Esercizi proposti:
**A.** Quali persone sono nominate per nome nel brano sul tesoro della corona dei Savoia? Elencale tutte.
**B.** Riproduci dal brano sul tesoro della corona tutto ciò che va da "Savoia, riprendersi il tesoro della corona: l’ultima battaglia" giù fino a "trionfo della Repubblica.".

Brano:
Cronaca
Savoia, riprendersi il tesoro della corona: l’ultima...
Savoia, riprendersi il tesoro della corona: l’ultima battaglia di Vittorio Emanuele
Dal preziosissimo diadema agli oltre mille brillanti, i gioielli sono custoditi dal 1946 nella Banca d'Italia
L'ultima battaglia legale di Vittorio Emanuele è stata condotta con le tre sorelle (Maria Pia, Maria Gabriella e Maria Beatrice) in sede civile davanti al Tribunale di Roma a partire dal 2022 per riottenere il 'tesoro della corona' di Casa Savoia, custodito nel caveau della Banca d'Italia. Gli eredi di Umberto II, ultimo re d'Italia, hanno chiesto la restituzione dei gioielli lasciati in Italia quando in fretta e furia il re e la regina dovettero andare in esilio all'indomani del referendum del 2 giugno 1946, che sancì la sconfitta della monarchia e il trionfo della Repubblica.
Dopo che era venuto meno il vincolo del deposito del 'tesoro della Corona' di Casa Savoia in Banca d'Italia, i legali degli eredi di Umberto II e Maria Josè hanno avanzato la richiesta di restituzione.

Elenco dati:
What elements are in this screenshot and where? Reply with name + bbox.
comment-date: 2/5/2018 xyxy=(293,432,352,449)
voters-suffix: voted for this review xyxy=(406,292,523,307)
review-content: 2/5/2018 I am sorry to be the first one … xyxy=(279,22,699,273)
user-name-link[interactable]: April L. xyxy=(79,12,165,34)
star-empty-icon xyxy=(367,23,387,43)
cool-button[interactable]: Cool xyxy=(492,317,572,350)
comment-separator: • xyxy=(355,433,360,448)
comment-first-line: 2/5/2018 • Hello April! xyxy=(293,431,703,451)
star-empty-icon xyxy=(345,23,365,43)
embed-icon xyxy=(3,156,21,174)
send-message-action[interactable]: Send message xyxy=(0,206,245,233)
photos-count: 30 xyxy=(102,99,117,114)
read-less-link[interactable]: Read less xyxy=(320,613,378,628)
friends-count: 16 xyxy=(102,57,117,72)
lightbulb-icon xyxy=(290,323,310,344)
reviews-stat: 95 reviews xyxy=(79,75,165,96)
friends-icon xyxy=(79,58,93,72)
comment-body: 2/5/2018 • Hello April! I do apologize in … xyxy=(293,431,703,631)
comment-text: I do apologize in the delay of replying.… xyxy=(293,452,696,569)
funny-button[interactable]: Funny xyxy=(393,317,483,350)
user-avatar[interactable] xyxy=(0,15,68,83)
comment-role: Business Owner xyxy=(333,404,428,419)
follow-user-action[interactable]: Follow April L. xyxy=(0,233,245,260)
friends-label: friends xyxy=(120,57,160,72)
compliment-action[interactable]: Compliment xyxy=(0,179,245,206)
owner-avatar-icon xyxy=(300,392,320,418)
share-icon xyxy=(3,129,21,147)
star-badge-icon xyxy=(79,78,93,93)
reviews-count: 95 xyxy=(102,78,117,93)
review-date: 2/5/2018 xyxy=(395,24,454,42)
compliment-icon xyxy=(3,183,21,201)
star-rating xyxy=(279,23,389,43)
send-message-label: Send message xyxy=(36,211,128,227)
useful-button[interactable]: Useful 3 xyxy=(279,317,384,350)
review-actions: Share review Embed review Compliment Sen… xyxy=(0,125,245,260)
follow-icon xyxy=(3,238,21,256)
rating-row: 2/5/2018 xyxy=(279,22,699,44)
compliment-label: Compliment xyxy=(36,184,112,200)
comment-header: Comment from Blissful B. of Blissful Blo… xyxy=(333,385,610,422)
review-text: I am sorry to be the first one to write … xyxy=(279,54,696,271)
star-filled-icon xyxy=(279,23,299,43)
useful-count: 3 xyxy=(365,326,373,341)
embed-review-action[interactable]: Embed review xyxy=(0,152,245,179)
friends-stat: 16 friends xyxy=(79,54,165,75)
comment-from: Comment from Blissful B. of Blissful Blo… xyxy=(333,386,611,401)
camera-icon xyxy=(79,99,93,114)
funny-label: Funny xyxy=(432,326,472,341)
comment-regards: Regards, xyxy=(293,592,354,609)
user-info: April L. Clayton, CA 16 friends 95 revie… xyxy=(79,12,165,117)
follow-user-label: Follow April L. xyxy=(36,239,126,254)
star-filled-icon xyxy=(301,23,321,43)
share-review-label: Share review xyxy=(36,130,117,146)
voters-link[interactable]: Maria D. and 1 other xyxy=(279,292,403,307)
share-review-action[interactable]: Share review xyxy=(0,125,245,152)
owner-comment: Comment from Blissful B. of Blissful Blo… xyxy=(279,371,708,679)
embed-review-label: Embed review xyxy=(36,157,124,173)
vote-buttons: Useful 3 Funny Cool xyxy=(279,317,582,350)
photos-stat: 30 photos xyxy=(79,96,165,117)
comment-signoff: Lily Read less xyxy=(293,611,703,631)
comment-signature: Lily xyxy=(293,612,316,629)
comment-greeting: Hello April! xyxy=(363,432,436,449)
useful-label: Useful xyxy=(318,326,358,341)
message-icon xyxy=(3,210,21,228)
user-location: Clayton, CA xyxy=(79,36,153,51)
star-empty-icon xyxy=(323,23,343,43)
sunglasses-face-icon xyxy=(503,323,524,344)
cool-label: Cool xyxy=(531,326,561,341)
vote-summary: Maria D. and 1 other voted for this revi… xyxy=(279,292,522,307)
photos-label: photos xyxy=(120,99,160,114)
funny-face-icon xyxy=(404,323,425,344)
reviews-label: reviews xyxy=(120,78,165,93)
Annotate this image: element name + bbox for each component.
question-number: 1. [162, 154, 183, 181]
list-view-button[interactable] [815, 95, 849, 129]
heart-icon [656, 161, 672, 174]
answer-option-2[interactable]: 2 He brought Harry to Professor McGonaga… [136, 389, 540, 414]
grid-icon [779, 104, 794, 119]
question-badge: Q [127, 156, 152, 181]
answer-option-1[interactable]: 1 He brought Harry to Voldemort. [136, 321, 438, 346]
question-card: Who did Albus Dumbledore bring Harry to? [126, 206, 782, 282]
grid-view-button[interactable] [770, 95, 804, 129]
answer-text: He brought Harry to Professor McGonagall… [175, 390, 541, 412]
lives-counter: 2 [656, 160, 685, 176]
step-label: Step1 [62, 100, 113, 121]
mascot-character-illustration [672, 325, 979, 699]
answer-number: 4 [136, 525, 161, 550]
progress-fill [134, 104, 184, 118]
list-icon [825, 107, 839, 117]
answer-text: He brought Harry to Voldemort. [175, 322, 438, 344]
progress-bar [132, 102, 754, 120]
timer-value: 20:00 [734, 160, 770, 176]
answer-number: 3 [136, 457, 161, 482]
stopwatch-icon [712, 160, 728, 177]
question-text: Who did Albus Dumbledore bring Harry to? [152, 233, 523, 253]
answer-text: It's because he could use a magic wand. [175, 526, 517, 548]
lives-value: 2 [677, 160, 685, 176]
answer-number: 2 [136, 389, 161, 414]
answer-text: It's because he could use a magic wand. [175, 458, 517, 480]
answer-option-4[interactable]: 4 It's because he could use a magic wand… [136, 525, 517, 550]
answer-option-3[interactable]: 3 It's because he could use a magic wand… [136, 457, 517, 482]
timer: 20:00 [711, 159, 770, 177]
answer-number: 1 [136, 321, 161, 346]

Soluzioni:
**A.**
- Vittorio Emanuele
- Maria Pia
- Maria Gabriella
- Maria Beatrice
- Umberto II
- Maria Josè

**B.**
Savoia, riprendersi il tesoro della corona: l’ultima battaglia di Vittorio Emanuele
Dal preziosissimo diadema agli oltre mille brillanti, i gioielli sono custoditi dal 1946 nella Banca d'Italia
L'ultima battaglia legale di Vittorio Emanuele è stata condotta con le tre sorelle (Maria Pia, Maria Gabriella e Maria Beatrice) in sede civile davanti al Tribunale di Roma a partire dal 2022 per riottenere il 'tesoro della corona' di Casa Savoia, custodito nel caveau della Banca d'Italia. Gli eredi di Umberto II, ultimo re d'Italia, hanno chiesto la restituzione dei gioielli lasciati in Italia quando in fretta e furia il re e la regina dovettero andare in esilio all'indomani del referendum del 2 giugno 1946, che sancì la sconfitta della monarchia e il trionfo della Repubblica.